-------- 原文摘录 --------
此时复合物文件的原子数为2个文件之和，因此需要在第2行把2个文件原子数相加并保存。
再打开topol.top文件，在[ moleculetype ]以上添加如下信息：

1 2	; Include ligand parameters #include "resi.prm"

拉到最下面，在#endif后面添加：

1 2	; Include ligand topology #include "resi.itp"

再拉到最后面，[ molecules ]项，在Protein_chain_A 下添加：

resi                 1

定义盒子

这步主要是定义盒子并添加溶剂。

1 2	gmx editconf -f complex.gro -o newbox.gro -bt dodecahedron -d 1.0 gmx solvate -cp newbox.gro -cs spc216.gro -p topol.top -o solv.gro

添加离子

构建完盒子后，现在得到了一个带电蛋白质的溶剂化系统（如果打开topol.top，看到[ atoms ]项目中会存在类似于qtot 6字段），因此需要在系统中添加离子。
新建ions.mdp文件，将下列代码粘贴进去并保存：

; LINES STARTING WITH ';' ARE COMMENTS
title		    = Minimization	; Title of run

; Parameters describing what to do, when to stop and what to save
integrator	    = steep		; Algorithm (steep = steepest descent minimization)
emtol		    = 1000.0  	; Stop minimization when the maximum force < 10.0 kJ/mol
emstep          = 0.01      ; Energy step size
nsteps		    = 50000	  	; Maximum number of (minimization) steps to perform

; Parameters describing how to find the neighbors of each atom and how to calculate the interactions
nstlist		    = 1		    ; Frequency to update the neighbor list and long range forces
cutoff-scheme   = Verlet
ns_type		    = grid		; Method to determine neighbor list (simple, grid)
rlist		    = 1.0		; Cut-off for making neighbor list (short range forces)
coulombtype	    = cutoff	; Treatment of long range electrostatic interactions
rcoulomb	    = 1.0		; long range electrostatic cut-off
rvdw		    = 1.0		; long range Van der Waals cut-off
pbc             = xyz 		; Periodic Boundary Conditions

然后继续执行以下命令：

1
2
3

# 倘若报错检查topol.top最后一行SOL位置是否有误，确保独立一行！
gmx grompp -f ions.mdp -c solv.gro -p topol.top -o ions.tpr
gmx genion -s ions.tpr -o solv_ions.gro -p topol.top -pname NA -nname CL -neutral  #选择15，SOL

此时如果访问topol.top拖到最下面应该可以看到添加了离子。
--------
### 练习
请将上面的 GROMACS 教程摘录中从“再拉到最后面，[ molecules ]项，在Protein_chain_A”往下直到“atoms ]项目中会存在类似于qtot 6字段），因此需要在系统中添加离子。”的这部分照抄一遍。
-------- 练习数据 --------
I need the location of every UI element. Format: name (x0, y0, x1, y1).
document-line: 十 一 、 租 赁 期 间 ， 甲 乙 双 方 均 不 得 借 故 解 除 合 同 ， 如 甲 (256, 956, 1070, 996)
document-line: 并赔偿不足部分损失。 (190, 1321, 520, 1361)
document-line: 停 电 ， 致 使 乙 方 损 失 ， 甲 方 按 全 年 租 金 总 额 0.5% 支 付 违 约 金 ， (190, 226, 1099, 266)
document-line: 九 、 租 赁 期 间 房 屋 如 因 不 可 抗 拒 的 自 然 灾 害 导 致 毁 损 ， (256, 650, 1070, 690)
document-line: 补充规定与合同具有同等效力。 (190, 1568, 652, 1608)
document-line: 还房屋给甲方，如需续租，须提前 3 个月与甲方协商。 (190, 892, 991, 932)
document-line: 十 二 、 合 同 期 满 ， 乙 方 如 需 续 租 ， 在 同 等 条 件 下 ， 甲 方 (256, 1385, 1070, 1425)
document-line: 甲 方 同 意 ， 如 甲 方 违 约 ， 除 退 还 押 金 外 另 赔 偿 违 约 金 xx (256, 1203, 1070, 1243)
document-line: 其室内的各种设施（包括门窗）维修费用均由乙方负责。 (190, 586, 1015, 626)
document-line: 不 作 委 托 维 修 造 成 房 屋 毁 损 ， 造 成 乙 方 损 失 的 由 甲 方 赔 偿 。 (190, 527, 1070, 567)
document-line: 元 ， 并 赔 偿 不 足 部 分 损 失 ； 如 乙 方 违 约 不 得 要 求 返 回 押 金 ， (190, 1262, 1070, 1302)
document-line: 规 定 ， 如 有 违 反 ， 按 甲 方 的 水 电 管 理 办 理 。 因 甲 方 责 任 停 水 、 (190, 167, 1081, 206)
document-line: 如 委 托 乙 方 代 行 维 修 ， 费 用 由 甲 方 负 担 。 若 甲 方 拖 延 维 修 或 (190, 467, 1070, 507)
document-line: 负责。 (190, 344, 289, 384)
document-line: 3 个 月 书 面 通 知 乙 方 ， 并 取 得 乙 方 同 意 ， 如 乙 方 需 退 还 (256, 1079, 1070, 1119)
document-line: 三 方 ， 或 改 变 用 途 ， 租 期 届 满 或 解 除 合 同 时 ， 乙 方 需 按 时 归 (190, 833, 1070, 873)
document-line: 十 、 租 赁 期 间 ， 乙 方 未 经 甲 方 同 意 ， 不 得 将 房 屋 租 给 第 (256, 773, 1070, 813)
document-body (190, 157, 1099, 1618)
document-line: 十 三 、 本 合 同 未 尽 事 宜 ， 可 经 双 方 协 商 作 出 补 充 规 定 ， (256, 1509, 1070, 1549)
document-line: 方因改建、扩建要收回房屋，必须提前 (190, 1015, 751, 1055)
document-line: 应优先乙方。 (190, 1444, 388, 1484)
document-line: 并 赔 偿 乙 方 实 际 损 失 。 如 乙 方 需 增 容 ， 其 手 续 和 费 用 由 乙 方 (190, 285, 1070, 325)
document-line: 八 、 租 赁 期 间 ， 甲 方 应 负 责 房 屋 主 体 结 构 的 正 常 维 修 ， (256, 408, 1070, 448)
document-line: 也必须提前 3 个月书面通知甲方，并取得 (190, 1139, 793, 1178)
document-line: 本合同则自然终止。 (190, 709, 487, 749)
--------
### 本题答案
再拉到最后面，[ molecules ]项，在Protein_chain_A 下添加：

resi                 1

定义盒子

这步主要是定义盒子并添加溶剂。

1 2	gmx editconf -f complex.gro -o newbox.gro -bt dodecahedron -d 1.0 gmx solvate -cp newbox.gro -cs spc216.gro -p topol.top -o solv.gro

添加离子

构建完盒子后，现在得到了一个带电蛋白质的溶剂化系统（如果打开topol.top，看到[ atoms ]项目中会存在类似于qtot 6字段），因此需要在系统中添加离子。